# TASK PROMPT
Transcribe every entry word for word. Skip the pictures.

----

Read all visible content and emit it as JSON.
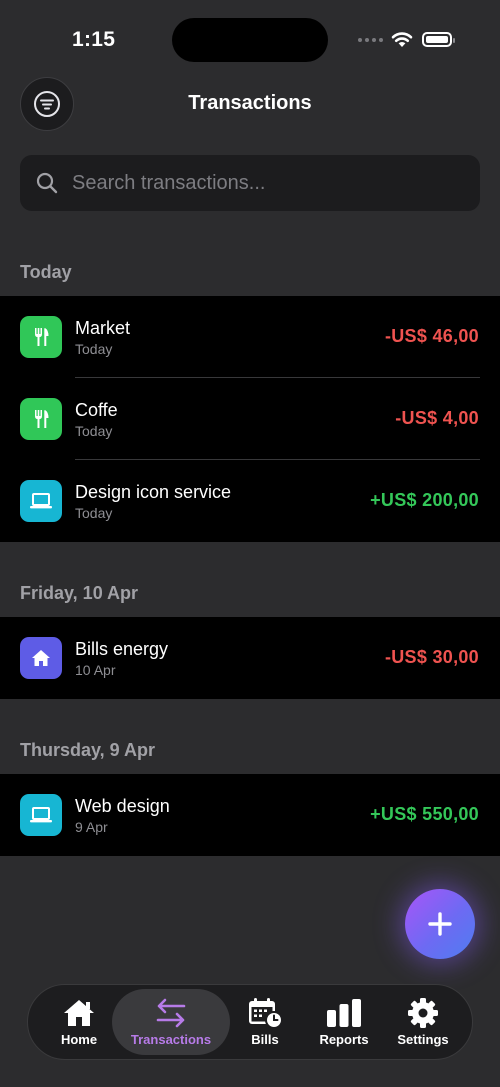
{
  "status": {
    "time": "1:15"
  },
  "header": {
    "title": "Transactions"
  },
  "search": {
    "placeholder": "Search transactions..."
  },
  "sections": [
    {
      "label": "Today",
      "items": [
        {
          "title": "Market",
          "subtitle": "Today",
          "amount": "-US$ 46,00",
          "icon": "fork-knife-icon",
          "icon_color": "#30c758",
          "amount_color": "#ef5350"
        },
        {
          "title": "Coffe",
          "subtitle": "Today",
          "amount": "-US$ 4,00",
          "icon": "fork-knife-icon",
          "icon_color": "#30c758",
          "amount_color": "#ef5350"
        },
        {
          "title": "Design icon service",
          "subtitle": "Today",
          "amount": "+US$ 200,00",
          "icon": "laptop-icon",
          "icon_color": "#17b6d3",
          "amount_color": "#34c759"
        }
      ]
    },
    {
      "label": "Friday, 10 Apr",
      "items": [
        {
          "title": "Bills energy",
          "subtitle": "10 Apr",
          "amount": "-US$ 30,00",
          "icon": "home-icon",
          "icon_color": "#5e5ce6",
          "amount_color": "#ef5350"
        }
      ]
    },
    {
      "label": "Thursday, 9 Apr",
      "items": [
        {
          "title": "Web design",
          "subtitle": "9 Apr",
          "amount": "+US$ 550,00",
          "icon": "laptop-icon",
          "icon_color": "#17b6d3",
          "amount_color": "#34c759"
        }
      ]
    }
  ],
  "tabbar": {
    "items": [
      {
        "label": "Home",
        "icon": "home-icon"
      },
      {
        "label": "Transactions",
        "icon": "transfer-arrows-icon",
        "active": true
      },
      {
        "label": "Bills",
        "icon": "calendar-clock-icon"
      },
      {
        "label": "Reports",
        "icon": "bar-chart-icon"
      },
      {
        "label": "Settings",
        "icon": "gear-icon"
      }
    ]
  },
  "colors": {
    "background": "#2c2c2e",
    "accent": "#b77be8",
    "income": "#34c759",
    "expense": "#ef5350"
  }
}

----

# OUTPUT BELOW
Read all visible content and emit it as JSON.
{
  "status": {
    "time": "1:15"
  },
  "header": {
    "title": "Transactions"
  },
  "search": {
    "placeholder": "Search transactions..."
  },
  "sections": [
    {
      "label": "Today",
      "items": [
        {
          "title": "Market",
          "subtitle": "Today",
          "amount": "-US$ 46,00",
          "icon": "fork-knife-icon",
          "icon_color": "#30c758",
          "amount_color": "#ef5350"
        },
        {
          "title": "Coffe",
          "subtitle": "Today",
          "amount": "-US$ 4,00",
          "icon": "fork-knife-icon",
          "icon_color": "#30c758",
          "amount_color": "#ef5350"
        },
        {
          "title": "Design icon service",
          "subtitle": "Today",
          "amount": "+US$ 200,00",
          "icon": "laptop-icon",
          "icon_color": "#17b6d3",
          "amount_color": "#34c759"
        }
      ]
    },
    {
      "label": "Friday, 10 Apr",
      "items": [
        {
          "title": "Bills energy",
          "subtitle": "10 Apr",
          "amount": "-US$ 30,00",
          "icon": "home-icon",
          "icon_color": "#5e5ce6",
          "amount_color": "#ef5350"
        }
      ]
    },
    {
      "label": "Thursday, 9 Apr",
      "items": [
        {
          "title": "Web design",
          "subtitle": "9 Apr",
          "amount": "+US$ 550,00",
          "icon": "laptop-icon",
          "icon_color": "#17b6d3",
          "amount_color": "#34c759"
        }
      ]
    }
  ],
  "tabbar": {
    "items": [
      {
        "label": "Home",
        "icon": "home-icon"
      },
      {
        "label": "Transactions",
        "icon": "transfer-arrows-icon",
        "active": true
      },
      {
        "label": "Bills",
        "icon": "calendar-clock-icon"
      },
      {
        "label": "Reports",
        "icon": "bar-chart-icon"
      },
      {
        "label": "Settings",
        "icon": "gear-icon"
      }
    ]
  },
  "colors": {
    "background": "#2c2c2e",
    "accent": "#b77be8",
    "income": "#34c759",
    "expense": "#ef5350"
  }
}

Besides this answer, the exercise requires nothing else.